[Records that describe figures]
=-=-=

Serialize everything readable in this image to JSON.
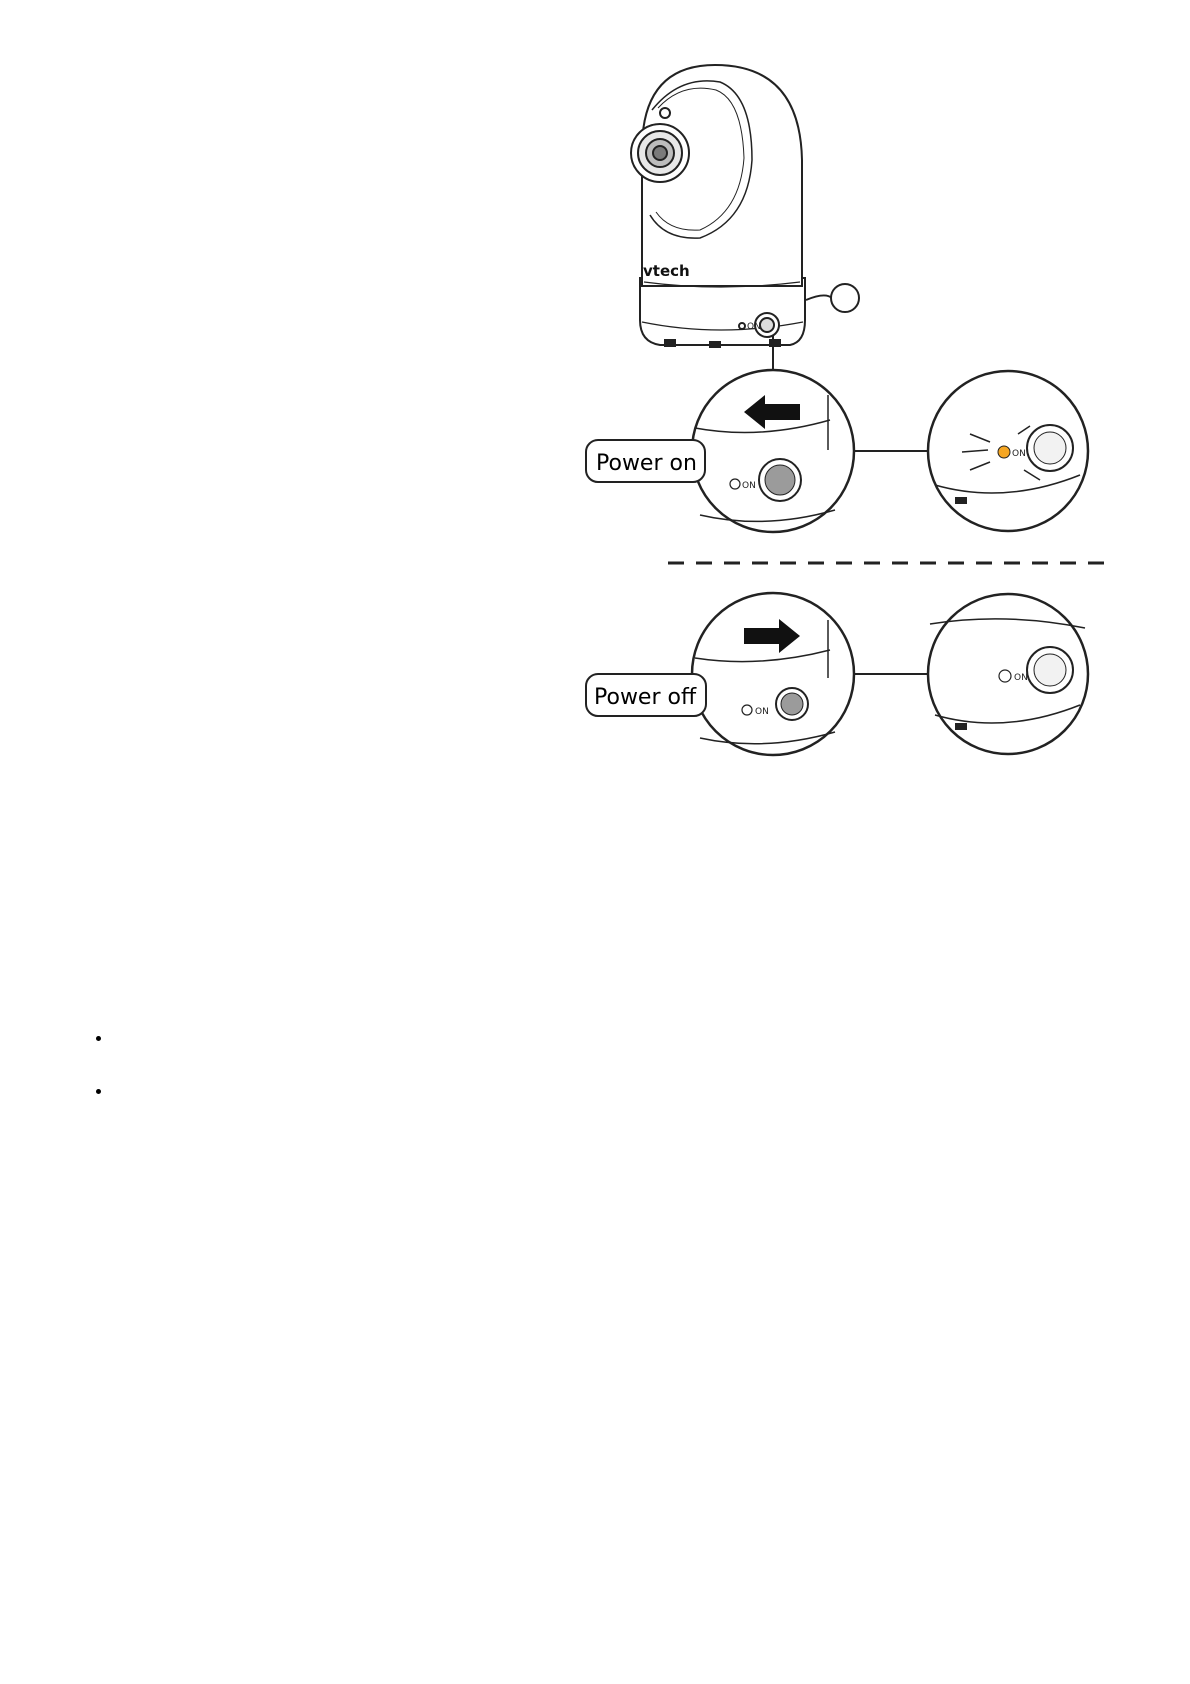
{
  "figure": {
    "brand": "vtech",
    "callout_power_on": "Power on",
    "callout_power_off": "Power off",
    "switch_label": "ON",
    "led_color": "#f5a623",
    "icons": {
      "arrow_power_on": "arrow-left-icon",
      "arrow_power_off": "arrow-right-icon"
    }
  },
  "bullets": [
    {
      "text": ""
    },
    {
      "text": ""
    }
  ]
}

=-=-=

* _What you have to do_:
Look through the entries above; copy each line where the string "arrow" appears.

* _Correct response_:
      "arrow_power_on": "arrow-left-icon",
      "arrow_power_off": "arrow-right-icon"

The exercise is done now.